• _Task statement_
Check each line of the records for "Forecast"; collect those that have it.
★ ★ ★
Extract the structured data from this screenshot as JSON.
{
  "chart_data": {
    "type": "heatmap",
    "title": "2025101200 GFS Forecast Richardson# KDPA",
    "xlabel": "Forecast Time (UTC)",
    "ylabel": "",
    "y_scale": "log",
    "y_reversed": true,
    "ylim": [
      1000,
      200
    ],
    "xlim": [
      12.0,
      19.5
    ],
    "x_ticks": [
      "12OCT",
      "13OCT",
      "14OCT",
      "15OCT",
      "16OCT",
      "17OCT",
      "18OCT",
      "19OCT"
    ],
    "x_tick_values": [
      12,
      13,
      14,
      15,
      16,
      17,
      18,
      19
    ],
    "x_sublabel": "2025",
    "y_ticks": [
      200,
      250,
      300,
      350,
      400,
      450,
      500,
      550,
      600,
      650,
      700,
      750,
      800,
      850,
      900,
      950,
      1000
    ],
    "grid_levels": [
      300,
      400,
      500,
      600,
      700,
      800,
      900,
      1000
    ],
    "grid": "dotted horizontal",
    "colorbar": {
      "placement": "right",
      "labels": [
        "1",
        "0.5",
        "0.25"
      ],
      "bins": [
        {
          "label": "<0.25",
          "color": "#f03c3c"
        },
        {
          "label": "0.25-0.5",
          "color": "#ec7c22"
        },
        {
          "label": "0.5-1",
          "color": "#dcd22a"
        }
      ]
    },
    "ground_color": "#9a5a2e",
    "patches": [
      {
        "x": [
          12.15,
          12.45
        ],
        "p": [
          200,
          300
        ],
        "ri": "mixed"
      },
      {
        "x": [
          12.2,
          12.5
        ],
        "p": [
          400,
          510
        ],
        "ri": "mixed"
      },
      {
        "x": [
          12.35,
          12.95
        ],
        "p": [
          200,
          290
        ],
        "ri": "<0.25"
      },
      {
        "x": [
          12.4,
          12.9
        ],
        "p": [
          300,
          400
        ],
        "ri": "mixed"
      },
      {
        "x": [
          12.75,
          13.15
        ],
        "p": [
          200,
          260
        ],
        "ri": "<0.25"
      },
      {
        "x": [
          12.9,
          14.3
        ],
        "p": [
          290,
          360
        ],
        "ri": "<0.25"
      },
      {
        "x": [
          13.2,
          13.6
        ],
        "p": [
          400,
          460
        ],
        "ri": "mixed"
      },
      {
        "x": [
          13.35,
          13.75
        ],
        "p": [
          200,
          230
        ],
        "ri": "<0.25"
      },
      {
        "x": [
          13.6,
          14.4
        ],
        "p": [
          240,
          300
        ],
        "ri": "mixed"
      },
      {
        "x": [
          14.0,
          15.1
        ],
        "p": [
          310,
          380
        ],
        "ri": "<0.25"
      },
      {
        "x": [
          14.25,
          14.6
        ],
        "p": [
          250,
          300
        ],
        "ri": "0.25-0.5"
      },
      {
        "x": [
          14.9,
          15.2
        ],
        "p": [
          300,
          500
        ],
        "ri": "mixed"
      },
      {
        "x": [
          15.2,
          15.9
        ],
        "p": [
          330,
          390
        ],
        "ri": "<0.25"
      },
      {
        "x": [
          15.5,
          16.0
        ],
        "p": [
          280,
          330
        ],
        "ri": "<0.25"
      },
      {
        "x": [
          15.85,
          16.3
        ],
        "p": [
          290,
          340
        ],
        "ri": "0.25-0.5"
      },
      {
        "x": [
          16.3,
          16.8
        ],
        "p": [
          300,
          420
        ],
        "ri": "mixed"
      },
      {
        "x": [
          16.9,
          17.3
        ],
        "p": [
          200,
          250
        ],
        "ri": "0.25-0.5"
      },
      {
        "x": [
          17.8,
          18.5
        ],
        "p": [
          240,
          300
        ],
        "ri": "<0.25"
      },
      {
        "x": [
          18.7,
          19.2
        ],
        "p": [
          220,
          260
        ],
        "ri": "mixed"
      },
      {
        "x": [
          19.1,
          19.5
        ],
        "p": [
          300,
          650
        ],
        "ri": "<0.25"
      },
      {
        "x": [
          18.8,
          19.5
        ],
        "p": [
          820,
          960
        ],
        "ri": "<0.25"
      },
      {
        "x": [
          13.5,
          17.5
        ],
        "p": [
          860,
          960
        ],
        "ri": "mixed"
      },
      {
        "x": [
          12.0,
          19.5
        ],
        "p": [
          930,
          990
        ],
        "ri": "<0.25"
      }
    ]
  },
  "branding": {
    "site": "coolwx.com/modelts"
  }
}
★ ★ ★
• _Output below_
    "title": "2025101200 GFS Forecast Richardson# KDPA",
    "xlabel": "Forecast Time (UTC)",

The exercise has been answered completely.